■ Direction
Tally up the lines carrying the string "ThreadPoolExecutor" and respond with only the resulting number.

_____

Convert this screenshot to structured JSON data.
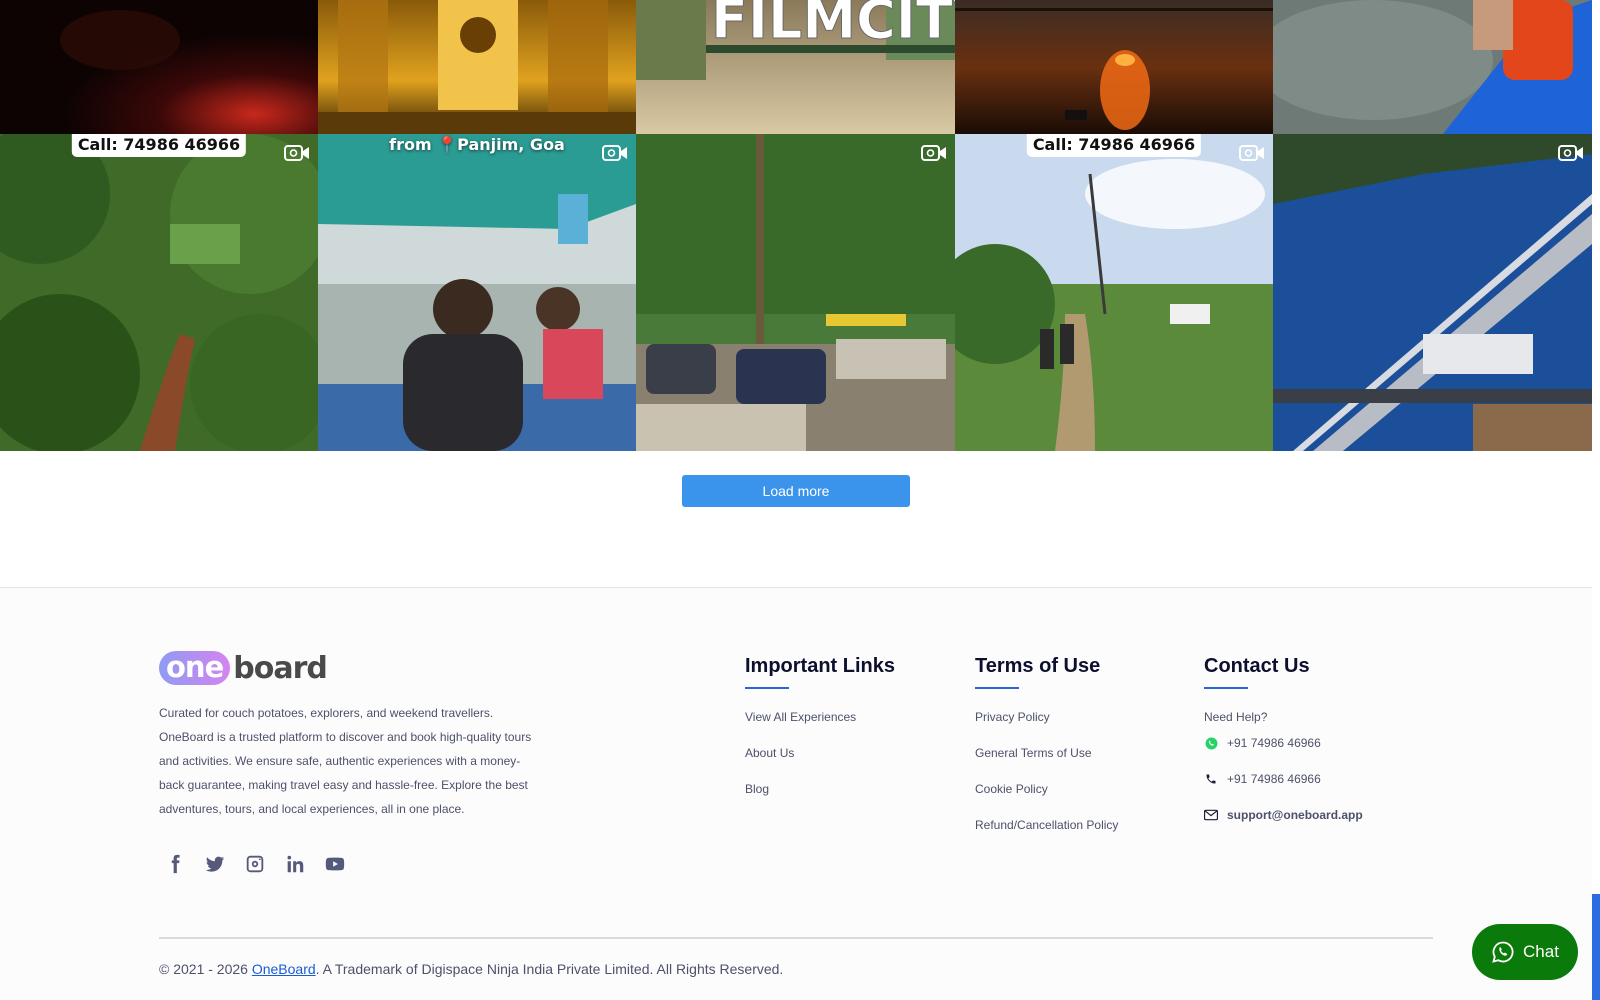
{
  "gallery": {
    "row1": [
      {
        "name": "dark-red-scene",
        "colors": [
          "#1a0505",
          "#c12a1e"
        ]
      },
      {
        "name": "golden-temple",
        "colors": [
          "#4a2f05",
          "#e2a41c"
        ]
      },
      {
        "name": "filmcity-sign",
        "colors": [
          "#7a6a4a",
          "#d8c6a0"
        ],
        "sign_text": "FILMCITY"
      },
      {
        "name": "sunset-river",
        "colors": [
          "#2a1a10",
          "#e86a1a"
        ]
      },
      {
        "name": "kayak-water",
        "colors": [
          "#5a6a6a",
          "#1f66d6"
        ]
      }
    ],
    "row2": [
      {
        "name": "jungle-trail-aerial",
        "tag": "Call: 74986 46966",
        "tag_style": "box"
      },
      {
        "name": "boat-ride",
        "tag": "from 📍Panjim, Goa",
        "tag_style": "plain"
      },
      {
        "name": "parking-crowd",
        "tag": "",
        "tag_style": "none"
      },
      {
        "name": "walk-path",
        "tag": "Call: 74986 46966",
        "tag_style": "box"
      },
      {
        "name": "bridge-aerial",
        "tag": "",
        "tag_style": "none"
      }
    ]
  },
  "load_more": {
    "label": "Load more"
  },
  "footer": {
    "logo_one": "one",
    "logo_board": "board",
    "about_text": "Curated for couch potatoes, explorers, and weekend travellers. OneBoard is a trusted platform to discover and book high-quality tours and activities. We ensure safe, authentic experiences with a money-back guarantee, making travel easy and hassle-free. Explore the best adventures, tours, and local experiences, all in one place.",
    "social": [
      "facebook-icon",
      "twitter-icon",
      "instagram-icon",
      "linkedin-icon",
      "youtube-icon"
    ],
    "important_links": {
      "title": "Important Links",
      "items": [
        "View All Experiences",
        "About Us",
        "Blog"
      ]
    },
    "terms": {
      "title": "Terms of Use",
      "items": [
        "Privacy Policy",
        "General Terms of Use",
        "Cookie Policy",
        "Refund/Cancellation Policy"
      ]
    },
    "contact": {
      "title": "Contact Us",
      "need_help": "Need Help?",
      "whatsapp": "+91 74986 46966",
      "phone": "+91 74986 46966",
      "email": "support@oneboard.app"
    },
    "copyright_prefix": "© 2021 - 2026 ",
    "copyright_link": "OneBoard",
    "copyright_suffix": ". A Trademark of Digispace Ninja India Private Limited. All Rights Reserved."
  },
  "chat": {
    "label": "Chat"
  },
  "colors": {
    "accent": "#3b94ec",
    "heading": "#0c0f2e",
    "underline": "#2c64d8",
    "chat_green": "#0a7a0a",
    "whatsapp_green": "#25d366"
  }
}
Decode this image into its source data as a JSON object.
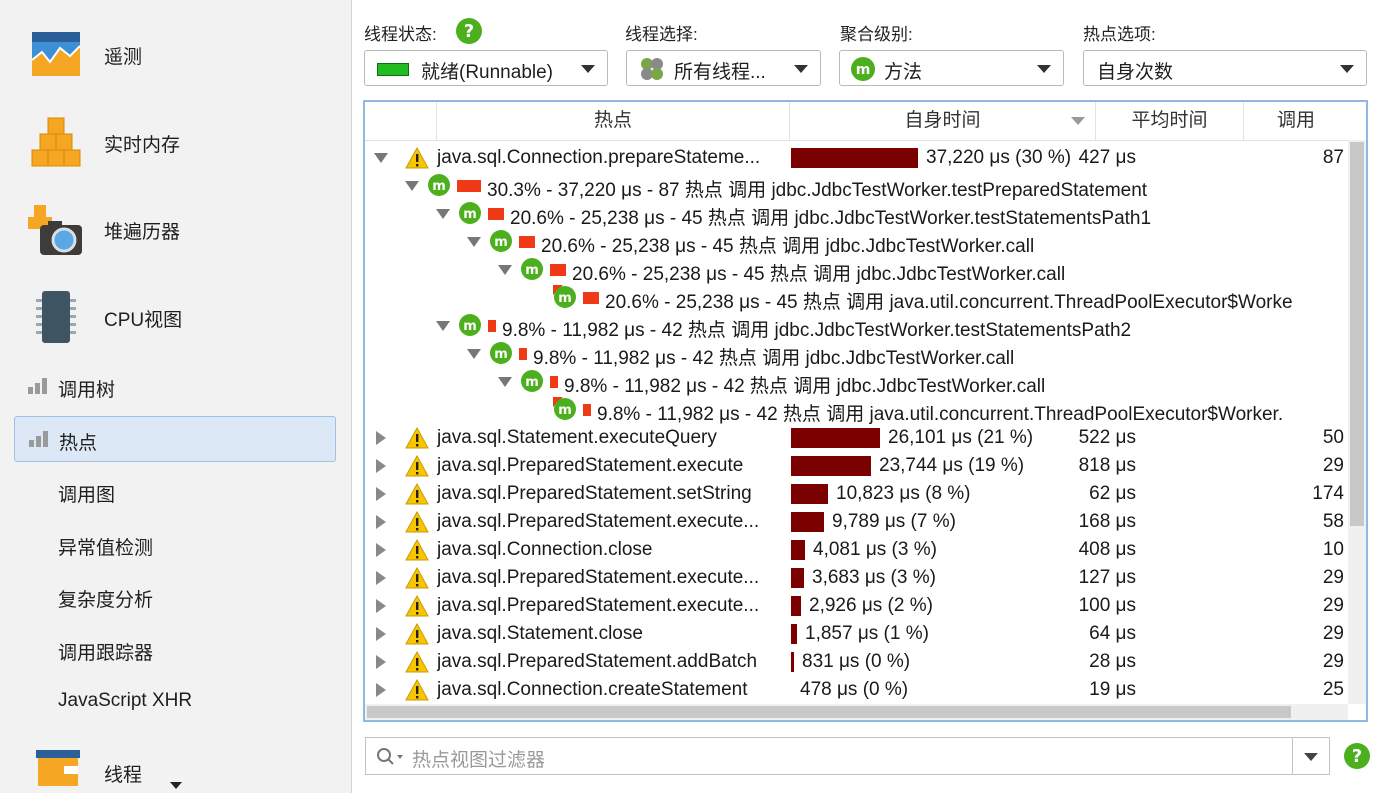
{
  "sidebar": {
    "big_items": [
      {
        "label": "遥测",
        "icon": "telemetry-icon"
      },
      {
        "label": "实时内存",
        "icon": "live-memory-icon"
      },
      {
        "label": "堆遍历器",
        "icon": "heap-walker-icon"
      },
      {
        "label": "CPU视图",
        "icon": "cpu-views-icon"
      }
    ],
    "cpu_items": [
      {
        "label": "调用树",
        "icon": "bar-chart-icon"
      },
      {
        "label": "热点",
        "icon": "bar-chart-icon",
        "selected": true
      }
    ],
    "plain_items": [
      "调用图",
      "异常值检测",
      "复杂度分析",
      "调用跟踪器",
      "JavaScript XHR"
    ],
    "bottom_item": {
      "label": "线程",
      "icon": "threads-icon"
    }
  },
  "controls": {
    "thread_status": {
      "label": "线程状态:",
      "value": "就绪(Runnable)",
      "swatch_color": "#22bb22"
    },
    "thread_select": {
      "label": "线程选择:",
      "value": "所有线程..."
    },
    "aggregation": {
      "label": "聚合级别:",
      "value": "方法"
    },
    "hotspot_option": {
      "label": "热点选项:",
      "value": "自身次数"
    }
  },
  "table": {
    "columns": [
      "热点",
      "自身时间",
      "平均时间",
      "调用"
    ],
    "expanded_row": {
      "name": "java.sql.Connection.prepareStateme...",
      "self_time": "37,220 μs (30 %)",
      "bar_fraction": 0.3,
      "avg": "427 μs",
      "calls": "87"
    },
    "backtraces": [
      {
        "depth": 1,
        "expanded": true,
        "pct": 0.303,
        "text": "30.3% - 37,220 μs - 87 热点 调用 jdbc.JdbcTestWorker.testPreparedStatement"
      },
      {
        "depth": 2,
        "expanded": true,
        "pct": 0.206,
        "text": "20.6% - 25,238 μs - 45 热点 调用 jdbc.JdbcTestWorker.testStatementsPath1"
      },
      {
        "depth": 3,
        "expanded": true,
        "pct": 0.206,
        "text": "20.6% - 25,238 μs - 45 热点 调用 jdbc.JdbcTestWorker.call"
      },
      {
        "depth": 4,
        "expanded": true,
        "pct": 0.206,
        "text": "20.6% - 25,238 μs - 45 热点 调用 jdbc.JdbcTestWorker.call"
      },
      {
        "depth": 5,
        "expanded": false,
        "pct": 0.206,
        "text": "20.6% - 25,238 μs - 45 热点 调用 java.util.concurrent.ThreadPoolExecutor$Worke"
      },
      {
        "depth": 2,
        "expanded": true,
        "pct": 0.098,
        "text": "9.8% - 11,982 μs - 42 热点 调用 jdbc.JdbcTestWorker.testStatementsPath2"
      },
      {
        "depth": 3,
        "expanded": true,
        "pct": 0.098,
        "text": "9.8% - 11,982 μs - 42 热点 调用 jdbc.JdbcTestWorker.call"
      },
      {
        "depth": 4,
        "expanded": true,
        "pct": 0.098,
        "text": "9.8% - 11,982 μs - 42 热点 调用 jdbc.JdbcTestWorker.call"
      },
      {
        "depth": 5,
        "expanded": false,
        "pct": 0.098,
        "text": "9.8% - 11,982 μs - 42 热点 调用 java.util.concurrent.ThreadPoolExecutor$Worker."
      }
    ],
    "rows": [
      {
        "name": "java.sql.Statement.executeQuery",
        "self_time": "26,101 μs (21 %)",
        "bar_fraction": 0.21,
        "avg": "522 μs",
        "calls": "50"
      },
      {
        "name": "java.sql.PreparedStatement.execute",
        "self_time": "23,744 μs (19 %)",
        "bar_fraction": 0.19,
        "avg": "818 μs",
        "calls": "29"
      },
      {
        "name": "java.sql.PreparedStatement.setString",
        "self_time": "10,823 μs (8 %)",
        "bar_fraction": 0.087,
        "avg": "62 μs",
        "calls": "174"
      },
      {
        "name": "java.sql.PreparedStatement.execute...",
        "self_time": "9,789 μs (7 %)",
        "bar_fraction": 0.079,
        "avg": "168 μs",
        "calls": "58"
      },
      {
        "name": "java.sql.Connection.close",
        "self_time": "4,081 μs (3 %)",
        "bar_fraction": 0.033,
        "avg": "408 μs",
        "calls": "10"
      },
      {
        "name": "java.sql.PreparedStatement.execute...",
        "self_time": "3,683 μs (3 %)",
        "bar_fraction": 0.03,
        "avg": "127 μs",
        "calls": "29"
      },
      {
        "name": "java.sql.PreparedStatement.execute...",
        "self_time": "2,926 μs (2 %)",
        "bar_fraction": 0.024,
        "avg": "100 μs",
        "calls": "29"
      },
      {
        "name": "java.sql.Statement.close",
        "self_time": "1,857 μs (1 %)",
        "bar_fraction": 0.015,
        "avg": "64 μs",
        "calls": "29"
      },
      {
        "name": "java.sql.PreparedStatement.addBatch",
        "self_time": "831 μs (0 %)",
        "bar_fraction": 0.007,
        "avg": "28 μs",
        "calls": "29"
      },
      {
        "name": "java.sql.Connection.createStatement",
        "self_time": "478 μs (0 %)",
        "bar_fraction": 0.004,
        "avg": "19 μs",
        "calls": "25"
      }
    ]
  },
  "filter": {
    "placeholder": "热点视图过滤器"
  },
  "colors": {
    "accent": "#8fb8e3",
    "bar": "#7b0000",
    "backtrace_bar": "#f03a17",
    "help": "#4caf1e"
  }
}
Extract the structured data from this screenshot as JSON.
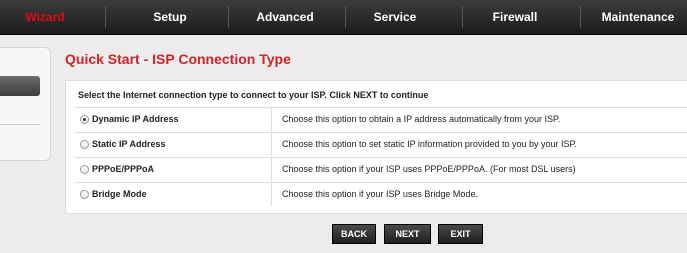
{
  "nav": {
    "items": [
      {
        "label": "Wizard",
        "active": true
      },
      {
        "label": "Setup",
        "active": false
      },
      {
        "label": "Advanced",
        "active": false
      },
      {
        "label": "Service",
        "active": false
      },
      {
        "label": "Firewall",
        "active": false
      },
      {
        "label": "Maintenance",
        "active": false
      }
    ]
  },
  "page": {
    "title": "Quick Start - ISP Connection Type",
    "instruction": "Select the Internet connection type to connect to your ISP. Click NEXT to continue"
  },
  "options": [
    {
      "label": "Dynamic IP Address",
      "description": "Choose this option to obtain a IP address automatically from your ISP.",
      "selected": true
    },
    {
      "label": "Static IP Address",
      "description": "Choose this option to set static IP information provided to you by your ISP.",
      "selected": false
    },
    {
      "label": "PPPoE/PPPoA",
      "description": "Choose this option if your ISP uses PPPoE/PPPoA. (For most DSL users)",
      "selected": false
    },
    {
      "label": "Bridge Mode",
      "description": "Choose this option if your ISP uses Bridge Mode.",
      "selected": false
    }
  ],
  "buttons": {
    "back": "BACK",
    "next": "NEXT",
    "exit": "EXIT"
  },
  "colors": {
    "accent": "#d2232a",
    "nav_active": "#e10a16",
    "nav_bg": "#2a2a2a"
  }
}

_____

■ Solution to this task
2